Saved entries:
•••••
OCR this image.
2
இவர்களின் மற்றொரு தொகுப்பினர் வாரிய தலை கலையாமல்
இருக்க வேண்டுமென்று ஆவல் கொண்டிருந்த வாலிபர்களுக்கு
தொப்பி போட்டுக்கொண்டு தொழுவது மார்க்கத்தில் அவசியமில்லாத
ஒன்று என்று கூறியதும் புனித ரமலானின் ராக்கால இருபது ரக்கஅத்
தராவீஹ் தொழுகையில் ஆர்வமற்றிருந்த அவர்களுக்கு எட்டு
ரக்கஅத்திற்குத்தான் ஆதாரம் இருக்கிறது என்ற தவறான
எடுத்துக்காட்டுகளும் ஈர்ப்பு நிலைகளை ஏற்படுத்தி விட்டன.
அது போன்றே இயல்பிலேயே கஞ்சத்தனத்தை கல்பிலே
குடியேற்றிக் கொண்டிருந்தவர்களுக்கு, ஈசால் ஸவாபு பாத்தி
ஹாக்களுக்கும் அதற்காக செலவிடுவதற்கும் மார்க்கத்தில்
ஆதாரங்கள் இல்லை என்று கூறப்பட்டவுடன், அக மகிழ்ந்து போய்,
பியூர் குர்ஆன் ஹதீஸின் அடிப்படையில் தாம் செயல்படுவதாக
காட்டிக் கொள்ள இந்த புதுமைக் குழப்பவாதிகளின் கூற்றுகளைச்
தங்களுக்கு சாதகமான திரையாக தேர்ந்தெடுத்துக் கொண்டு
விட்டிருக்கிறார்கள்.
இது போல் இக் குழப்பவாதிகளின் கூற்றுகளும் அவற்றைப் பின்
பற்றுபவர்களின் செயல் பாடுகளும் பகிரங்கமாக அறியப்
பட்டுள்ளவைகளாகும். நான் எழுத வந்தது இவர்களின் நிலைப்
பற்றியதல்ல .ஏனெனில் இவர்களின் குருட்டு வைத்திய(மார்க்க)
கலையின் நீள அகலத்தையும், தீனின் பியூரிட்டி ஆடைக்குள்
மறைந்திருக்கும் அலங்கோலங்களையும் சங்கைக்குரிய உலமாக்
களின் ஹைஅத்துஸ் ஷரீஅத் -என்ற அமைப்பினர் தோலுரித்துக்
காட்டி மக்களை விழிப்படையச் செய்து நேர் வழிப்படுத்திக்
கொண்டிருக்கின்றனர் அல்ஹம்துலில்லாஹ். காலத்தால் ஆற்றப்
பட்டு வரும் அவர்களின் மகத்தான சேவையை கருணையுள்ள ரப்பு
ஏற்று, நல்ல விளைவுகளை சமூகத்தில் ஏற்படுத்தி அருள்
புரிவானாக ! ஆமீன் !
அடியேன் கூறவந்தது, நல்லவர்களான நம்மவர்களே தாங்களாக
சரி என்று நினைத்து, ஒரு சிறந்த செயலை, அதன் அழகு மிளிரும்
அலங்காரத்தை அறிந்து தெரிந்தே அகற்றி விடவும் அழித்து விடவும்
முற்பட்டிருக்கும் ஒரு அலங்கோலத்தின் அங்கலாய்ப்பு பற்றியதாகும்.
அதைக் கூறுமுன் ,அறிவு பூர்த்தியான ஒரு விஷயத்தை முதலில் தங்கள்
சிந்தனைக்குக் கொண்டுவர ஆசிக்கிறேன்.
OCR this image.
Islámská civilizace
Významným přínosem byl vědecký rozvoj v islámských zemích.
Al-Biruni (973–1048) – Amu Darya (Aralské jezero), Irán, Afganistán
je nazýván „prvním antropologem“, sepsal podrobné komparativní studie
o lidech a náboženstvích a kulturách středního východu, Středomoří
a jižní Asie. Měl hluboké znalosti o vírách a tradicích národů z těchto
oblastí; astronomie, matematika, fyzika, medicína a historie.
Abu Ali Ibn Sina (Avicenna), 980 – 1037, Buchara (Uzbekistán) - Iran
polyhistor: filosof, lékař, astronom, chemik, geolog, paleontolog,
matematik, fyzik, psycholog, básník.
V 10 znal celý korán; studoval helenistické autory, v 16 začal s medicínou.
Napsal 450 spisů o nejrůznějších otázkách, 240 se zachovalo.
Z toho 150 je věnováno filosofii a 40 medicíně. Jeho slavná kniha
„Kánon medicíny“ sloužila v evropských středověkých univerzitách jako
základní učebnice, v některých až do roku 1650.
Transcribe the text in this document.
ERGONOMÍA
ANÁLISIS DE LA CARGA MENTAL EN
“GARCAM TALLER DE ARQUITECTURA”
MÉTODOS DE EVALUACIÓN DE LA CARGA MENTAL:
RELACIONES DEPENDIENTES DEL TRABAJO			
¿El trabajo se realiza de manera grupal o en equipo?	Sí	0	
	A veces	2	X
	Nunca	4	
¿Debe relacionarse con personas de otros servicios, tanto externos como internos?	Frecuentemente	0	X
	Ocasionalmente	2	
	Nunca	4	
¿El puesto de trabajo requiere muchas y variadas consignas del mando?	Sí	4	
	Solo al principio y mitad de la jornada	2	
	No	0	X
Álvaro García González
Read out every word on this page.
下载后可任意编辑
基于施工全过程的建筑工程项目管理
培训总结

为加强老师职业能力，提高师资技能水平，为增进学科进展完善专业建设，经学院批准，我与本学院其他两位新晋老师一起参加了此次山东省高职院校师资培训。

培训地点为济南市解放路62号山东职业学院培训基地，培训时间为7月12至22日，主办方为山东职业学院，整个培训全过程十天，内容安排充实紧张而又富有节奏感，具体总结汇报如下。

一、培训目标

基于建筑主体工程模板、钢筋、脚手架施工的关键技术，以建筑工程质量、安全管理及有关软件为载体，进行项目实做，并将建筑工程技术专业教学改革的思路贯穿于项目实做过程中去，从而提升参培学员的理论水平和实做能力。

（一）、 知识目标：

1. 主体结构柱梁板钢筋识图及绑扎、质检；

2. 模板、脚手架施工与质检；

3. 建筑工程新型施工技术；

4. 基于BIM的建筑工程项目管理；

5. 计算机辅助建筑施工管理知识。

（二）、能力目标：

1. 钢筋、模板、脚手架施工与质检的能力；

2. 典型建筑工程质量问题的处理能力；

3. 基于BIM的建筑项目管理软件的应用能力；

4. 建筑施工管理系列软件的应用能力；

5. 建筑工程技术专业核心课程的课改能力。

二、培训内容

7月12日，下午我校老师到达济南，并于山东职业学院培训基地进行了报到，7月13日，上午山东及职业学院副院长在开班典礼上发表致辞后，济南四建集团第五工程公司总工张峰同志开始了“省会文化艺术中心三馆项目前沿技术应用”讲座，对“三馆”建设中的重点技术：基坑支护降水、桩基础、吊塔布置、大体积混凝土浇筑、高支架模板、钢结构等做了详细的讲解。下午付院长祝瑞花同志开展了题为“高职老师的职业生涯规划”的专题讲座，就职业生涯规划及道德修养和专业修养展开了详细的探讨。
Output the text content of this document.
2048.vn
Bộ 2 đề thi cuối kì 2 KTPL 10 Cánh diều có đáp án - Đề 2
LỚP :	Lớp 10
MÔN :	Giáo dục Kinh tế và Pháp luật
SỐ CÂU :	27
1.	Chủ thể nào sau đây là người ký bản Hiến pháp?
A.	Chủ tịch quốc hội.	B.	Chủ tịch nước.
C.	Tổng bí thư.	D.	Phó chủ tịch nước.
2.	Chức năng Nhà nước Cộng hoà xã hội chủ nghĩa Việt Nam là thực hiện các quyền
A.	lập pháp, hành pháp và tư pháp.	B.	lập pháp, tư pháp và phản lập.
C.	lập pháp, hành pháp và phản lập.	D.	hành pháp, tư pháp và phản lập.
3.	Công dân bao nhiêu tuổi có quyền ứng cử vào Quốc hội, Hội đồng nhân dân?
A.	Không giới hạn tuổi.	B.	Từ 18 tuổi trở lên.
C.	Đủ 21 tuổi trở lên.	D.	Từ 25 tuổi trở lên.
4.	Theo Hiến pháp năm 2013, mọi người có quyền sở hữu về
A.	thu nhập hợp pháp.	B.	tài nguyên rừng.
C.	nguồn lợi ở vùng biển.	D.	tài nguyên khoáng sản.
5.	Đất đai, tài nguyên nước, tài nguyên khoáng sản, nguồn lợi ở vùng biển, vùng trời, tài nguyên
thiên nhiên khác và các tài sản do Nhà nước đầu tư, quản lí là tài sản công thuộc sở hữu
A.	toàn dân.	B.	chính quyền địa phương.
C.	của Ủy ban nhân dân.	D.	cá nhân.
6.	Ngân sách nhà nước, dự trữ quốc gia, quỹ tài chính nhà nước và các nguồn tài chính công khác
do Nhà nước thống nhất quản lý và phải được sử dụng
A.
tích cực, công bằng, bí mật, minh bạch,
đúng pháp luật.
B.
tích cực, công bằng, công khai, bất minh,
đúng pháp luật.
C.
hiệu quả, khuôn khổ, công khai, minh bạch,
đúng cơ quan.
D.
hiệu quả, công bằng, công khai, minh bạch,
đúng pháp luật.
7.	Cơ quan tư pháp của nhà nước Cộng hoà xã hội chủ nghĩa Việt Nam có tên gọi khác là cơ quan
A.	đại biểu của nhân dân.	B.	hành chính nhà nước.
•••••
Lines that include the word "Việt" are to be extracted from the data above.

2.	Chức năng Nhà nước Cộng hoà xã hội chủ nghĩa Việt Nam là thực hiện các quyền
7.	Cơ quan tư pháp của nhà nước Cộng hoà xã hội chủ nghĩa Việt Nam có tên gọi khác là cơ quan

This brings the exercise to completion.